# Problems
a: In the diesel Cruze build thread, what does the kit come with for adjusting the ride height?
b: Pick up the diesel Cruze build thread where it stops and write the next post.

# Extract to read
---+---

# DTM Diesel Cruze Build



## DTMMEGR (Jul 13, 2015)

Also I forgot to mention ride heights. 
After honing it in to a 1/4" I have:
Front Right 26"
Front Left 26"
Rear Left 26-1/16"
Rear Right 260-1/8"


----------



## LiveTrash (May 24, 2015)

What did you spray your rims with?


----------



## DTMMEGR (Jul 13, 2015)

I sprayed the rims with Duplicolor Graphite for rims. Also did the bow tie with that as well. Also Followed up with their clear coat


----------



## BradHerr (Sep 29, 2013)

Keep us updated on the ride height or if it settles any and also if the ride quality changes. I am wanting to do this to my CTD, just too scared to. I love the look, just didn't want the stiffer ride. 


-Brad


----------



## NYCruze2012 (Jan 16, 2012)

Very nice job! Love the way it looks!


----------



## oilburner (Jun 13, 2013)

nice work, looks great.:goodjob:


----------



## pandrad61 (Jul 8, 2015)

so the kit allows rebound and compression adjustment on both front AND rear? also im guessing it includes the parts needed to adjust the rears height correct?


----------



## LiveTrash (May 24, 2015)

DTMMEGR said:


> I sprayed the rims with Duplicolor Graphite for rims. Also did the bow tie with that as well. Also Followed up with their clear coat


Looks great. Would you recommend taking the tires off or just taping them up to spray the rims?


----------



## DTMMEGR (Jul 13, 2015)

Panda, the kit does not allow damping adjustments for rebound or compression. It is preset. Yes it comes with two spanner wrenches to adjust the ride height.
LiveTrash, I would recommend taking the tires off due to the ability to work with the metal more. Also you wont have to worry about over spray or paint getting on your car. I took all four off and did them at the same time. It was easier to me but it could be done on the car. Just make sure to tape everything off well that you do not want sprayed.


----------



## 170-3tree (Nov 4, 2014)

I think he's asking if you actually had the wheels discounted from the tires, but I'm assuming that you didn't actually do that.


----------



## pandrad61 (Jul 8, 2015)

gotcha. well bilstien has always been good about there dampening from the box. plus as much as I want the k sport control + with full adjustability and remote reservoir I hear there warranty is not great


----------



## 170-3tree (Nov 4, 2014)

Yeah. It's about 6 months plus having to deal with them. Bilstein and kw or St have much better coverage times. Only thing with kw and St is that I've heard they can be picky about ride height when filing claims.


----------



## pandrad61 (Jul 8, 2015)

ill stick with proven performance and a good company


----------



## DTMMEGR (Jul 13, 2015)

Yea I have heard amazing things about Bilstein and there performance. Also they are German made. That says enough. 
Also see this, http://www.cruzetalk.com/forum/94-cruze-owner-projects/131306-rims-caliper-paint-job-can.html if you have any questions about the rims let me know


----------



## DTMMEGR (Jul 13, 2015)

---+---

# Dataset rows
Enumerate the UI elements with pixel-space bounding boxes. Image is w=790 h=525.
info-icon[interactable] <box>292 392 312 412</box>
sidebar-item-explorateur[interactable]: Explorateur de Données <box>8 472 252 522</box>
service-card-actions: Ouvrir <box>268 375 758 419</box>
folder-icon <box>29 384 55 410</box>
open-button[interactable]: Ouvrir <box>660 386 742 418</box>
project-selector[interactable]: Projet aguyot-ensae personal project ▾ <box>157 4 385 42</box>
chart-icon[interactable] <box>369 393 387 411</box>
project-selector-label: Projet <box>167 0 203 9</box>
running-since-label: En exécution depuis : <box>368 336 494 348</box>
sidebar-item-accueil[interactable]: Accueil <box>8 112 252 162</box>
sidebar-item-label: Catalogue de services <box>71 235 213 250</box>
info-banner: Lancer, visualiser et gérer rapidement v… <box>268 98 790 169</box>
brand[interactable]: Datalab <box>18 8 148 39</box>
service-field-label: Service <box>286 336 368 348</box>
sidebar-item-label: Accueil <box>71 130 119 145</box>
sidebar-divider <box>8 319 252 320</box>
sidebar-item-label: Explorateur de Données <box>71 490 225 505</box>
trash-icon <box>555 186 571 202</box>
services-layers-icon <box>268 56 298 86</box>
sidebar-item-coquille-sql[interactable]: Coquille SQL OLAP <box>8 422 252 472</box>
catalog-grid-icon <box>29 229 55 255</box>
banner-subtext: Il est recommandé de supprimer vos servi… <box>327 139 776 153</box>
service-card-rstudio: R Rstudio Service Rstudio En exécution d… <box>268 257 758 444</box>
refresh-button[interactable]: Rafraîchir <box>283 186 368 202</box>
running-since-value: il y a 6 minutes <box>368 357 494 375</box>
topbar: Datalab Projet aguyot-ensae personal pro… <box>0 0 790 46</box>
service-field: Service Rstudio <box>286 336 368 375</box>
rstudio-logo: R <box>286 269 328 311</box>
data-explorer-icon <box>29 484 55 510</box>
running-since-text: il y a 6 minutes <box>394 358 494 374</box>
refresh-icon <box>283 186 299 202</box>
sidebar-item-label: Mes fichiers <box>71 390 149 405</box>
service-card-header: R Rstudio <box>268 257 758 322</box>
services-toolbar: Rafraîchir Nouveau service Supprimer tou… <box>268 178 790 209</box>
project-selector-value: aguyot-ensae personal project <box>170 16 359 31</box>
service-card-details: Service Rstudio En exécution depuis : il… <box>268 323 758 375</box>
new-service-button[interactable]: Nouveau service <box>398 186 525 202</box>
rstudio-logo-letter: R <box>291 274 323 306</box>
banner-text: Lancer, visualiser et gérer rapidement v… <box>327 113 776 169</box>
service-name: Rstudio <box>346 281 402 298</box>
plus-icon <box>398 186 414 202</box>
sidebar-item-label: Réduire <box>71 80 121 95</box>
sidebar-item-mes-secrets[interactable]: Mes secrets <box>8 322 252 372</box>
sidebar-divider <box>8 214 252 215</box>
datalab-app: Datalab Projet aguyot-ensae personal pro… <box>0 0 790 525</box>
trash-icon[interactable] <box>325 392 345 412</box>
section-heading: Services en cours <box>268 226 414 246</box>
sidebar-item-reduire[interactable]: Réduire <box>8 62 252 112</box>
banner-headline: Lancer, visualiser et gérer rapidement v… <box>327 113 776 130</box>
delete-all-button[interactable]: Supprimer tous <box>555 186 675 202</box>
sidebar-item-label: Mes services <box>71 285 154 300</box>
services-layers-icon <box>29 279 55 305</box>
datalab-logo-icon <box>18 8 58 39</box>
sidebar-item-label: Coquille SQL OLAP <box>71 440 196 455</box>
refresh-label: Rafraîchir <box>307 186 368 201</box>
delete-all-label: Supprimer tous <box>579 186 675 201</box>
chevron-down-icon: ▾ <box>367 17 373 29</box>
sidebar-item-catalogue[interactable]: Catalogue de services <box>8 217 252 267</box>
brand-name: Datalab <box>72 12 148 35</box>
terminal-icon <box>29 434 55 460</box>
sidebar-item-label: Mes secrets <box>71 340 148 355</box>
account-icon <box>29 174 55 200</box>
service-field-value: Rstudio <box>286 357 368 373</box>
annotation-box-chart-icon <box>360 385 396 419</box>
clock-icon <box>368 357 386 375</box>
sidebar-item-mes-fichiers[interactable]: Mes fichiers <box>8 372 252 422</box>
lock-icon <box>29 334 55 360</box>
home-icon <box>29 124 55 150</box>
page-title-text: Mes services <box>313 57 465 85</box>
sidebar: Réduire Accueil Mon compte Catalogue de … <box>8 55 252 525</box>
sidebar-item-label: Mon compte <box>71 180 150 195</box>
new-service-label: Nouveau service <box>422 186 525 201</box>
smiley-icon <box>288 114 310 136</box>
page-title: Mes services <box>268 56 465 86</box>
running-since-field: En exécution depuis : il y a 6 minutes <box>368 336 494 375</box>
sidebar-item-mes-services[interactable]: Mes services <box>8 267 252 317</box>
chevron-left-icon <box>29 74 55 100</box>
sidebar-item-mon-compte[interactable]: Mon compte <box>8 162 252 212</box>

---+---

# Final results
a: Two spanner wrenches.

b:
Hey everyone, I have an update about the ride height of the cruze. The new numbers after approx two weeks of being on the new suspension>
Front right and left 26"
Rear left 26" 
Rear right 26-1/16"
I am assuming the rear has set and the front hasnt due to maybe me reusing the cushions on the end of the springs. If anyone has seen under there car the rear springs have a yellowish cushion pad that sits on top and bottom of the springs.


----------



## DTMMEGR (Jul 13, 2015)

Also will be raising the rear back up to 26-1/4 ish due to the car having an optical illusion to it. From the start even though the rear was a little higher Idk if it looked lower due to the front having a larger fender radius or what but the rear has constantly looked lower than the front.


----------



## Ger8mm (Mar 13, 2014)

keep it coming :goodjob:


----------



## spaycace (Feb 9, 2012)

Might seem like a dumb question, but have you noticed any mpg increase/decrease after lowering it?


----------



## pandrad61 (Jul 8, 2015)

[QUOTEMight seem like a dumb question, but have you noticed any mpg increase/decrease after lowering it? ][/QUOTE]
im no engineer but I think there might be a sweet spot. too high lots of air goes under thus makes drag and lifts the car so less traction as well (increased effect at higher speeds) but go to low and on pot hole and there goes a muffler.


----------



## DTMMEGR (Jul 13, 2015)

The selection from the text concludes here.